_Exercise task_. Write out the data below exactly as given, without any of its pictures.

_Data shown_.
- - -

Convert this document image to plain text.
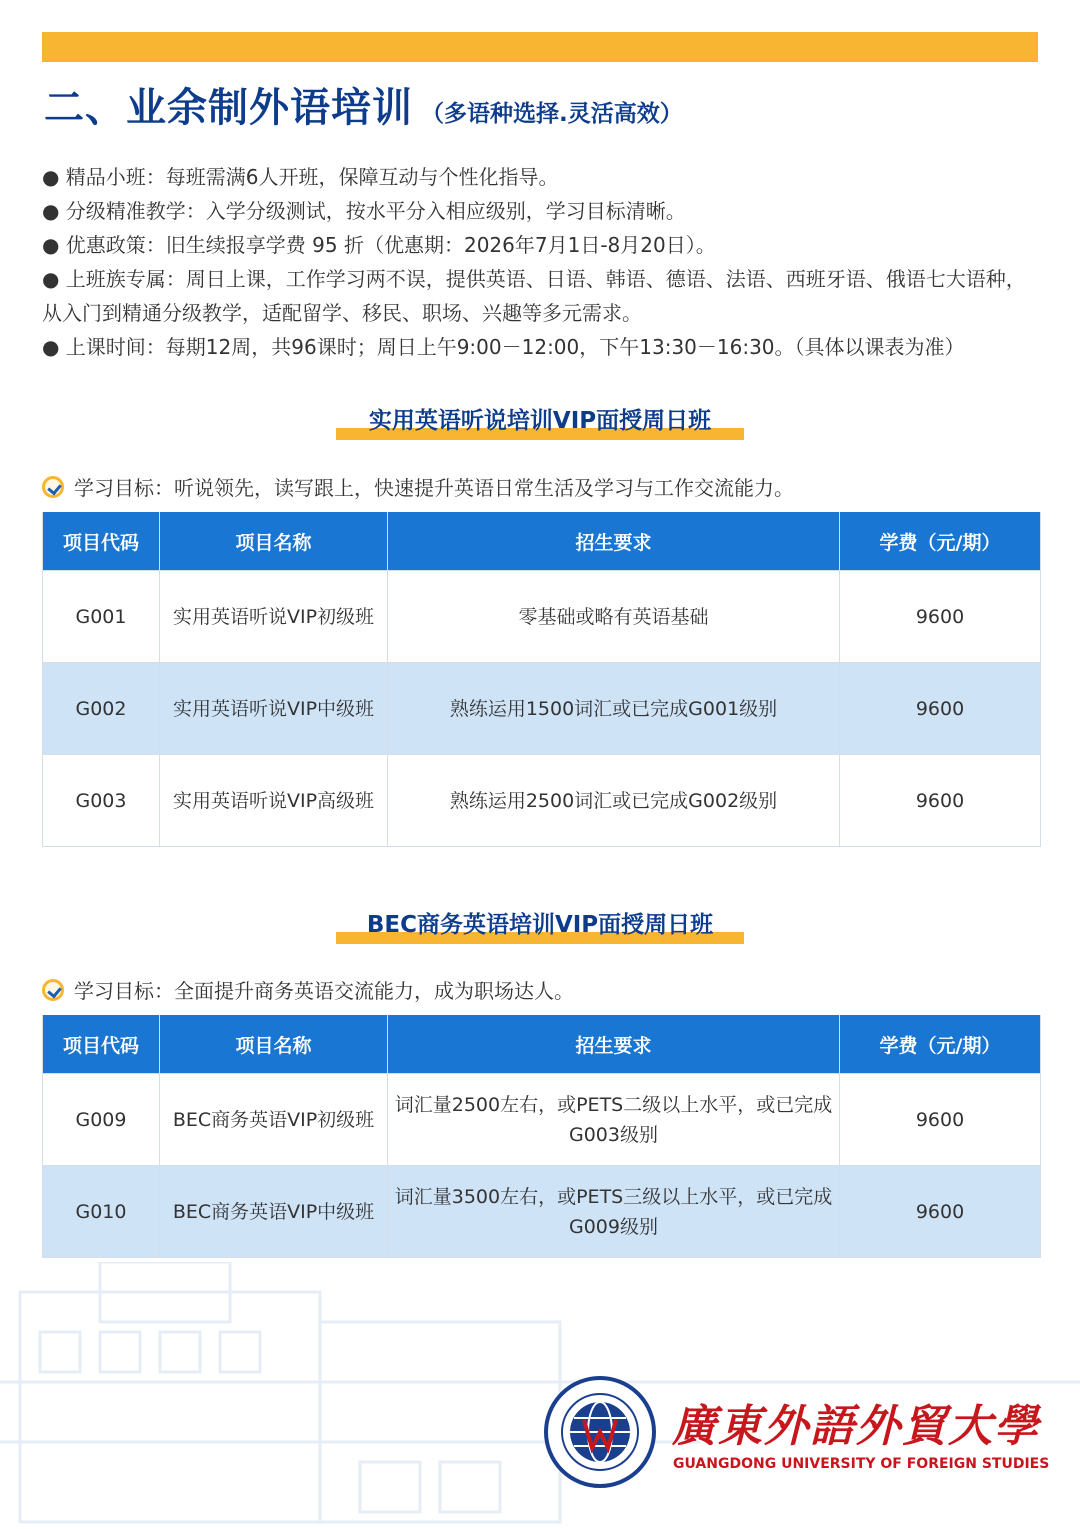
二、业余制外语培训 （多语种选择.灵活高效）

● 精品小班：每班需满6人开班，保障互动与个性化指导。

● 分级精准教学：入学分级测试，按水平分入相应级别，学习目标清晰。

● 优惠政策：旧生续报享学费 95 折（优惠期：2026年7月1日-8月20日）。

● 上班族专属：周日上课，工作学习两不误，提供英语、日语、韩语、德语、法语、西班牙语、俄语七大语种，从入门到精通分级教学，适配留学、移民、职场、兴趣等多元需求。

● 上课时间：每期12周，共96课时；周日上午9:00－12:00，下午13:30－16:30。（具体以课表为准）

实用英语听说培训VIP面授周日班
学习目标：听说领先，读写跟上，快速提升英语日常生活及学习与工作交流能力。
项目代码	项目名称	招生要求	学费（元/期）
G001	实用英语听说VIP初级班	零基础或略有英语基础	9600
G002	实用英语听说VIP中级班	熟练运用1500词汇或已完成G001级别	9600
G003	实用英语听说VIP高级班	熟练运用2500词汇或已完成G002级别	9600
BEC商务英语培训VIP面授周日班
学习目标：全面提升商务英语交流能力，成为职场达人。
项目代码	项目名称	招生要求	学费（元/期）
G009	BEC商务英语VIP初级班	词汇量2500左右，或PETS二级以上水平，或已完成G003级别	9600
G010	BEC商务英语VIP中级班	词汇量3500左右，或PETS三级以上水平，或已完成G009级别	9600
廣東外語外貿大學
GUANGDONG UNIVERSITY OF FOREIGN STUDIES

- - -

_Response to the exercise_.
Convert this document image to plain text.
二、业余制外语培训 （多语种选择.灵活高效）

● 精品小班：每班需满6人开班，保障互动与个性化指导。

● 分级精准教学：入学分级测试，按水平分入相应级别，学习目标清晰。

● 优惠政策：旧生续报享学费 95 折（优惠期：2026年7月1日-8月20日）。

● 上班族专属：周日上课，工作学习两不误，提供英语、日语、韩语、德语、法语、西班牙语、俄语七大语种，从入门到精通分级教学，适配留学、移民、职场、兴趣等多元需求。

● 上课时间：每期12周，共96课时；周日上午9:00－12:00，下午13:30－16:30。（具体以课表为准）

实用英语听说培训VIP面授周日班
学习目标：听说领先，读写跟上，快速提升英语日常生活及学习与工作交流能力。
项目代码	项目名称	招生要求	学费（元/期）
G001	实用英语听说VIP初级班	零基础或略有英语基础	9600
G002	实用英语听说VIP中级班	熟练运用1500词汇或已完成G001级别	9600
G003	实用英语听说VIP高级班	熟练运用2500词汇或已完成G002级别	9600
BEC商务英语培训VIP面授周日班
学习目标：全面提升商务英语交流能力，成为职场达人。
项目代码	项目名称	招生要求	学费（元/期）
G009	BEC商务英语VIP初级班	词汇量2500左右，或PETS二级以上水平，或已完成G003级别	9600
G010	BEC商务英语VIP中级班	词汇量3500左右，或PETS三级以上水平，或已完成G009级别	9600
廣東外語外貿大學
GUANGDONG UNIVERSITY OF FOREIGN STUDIES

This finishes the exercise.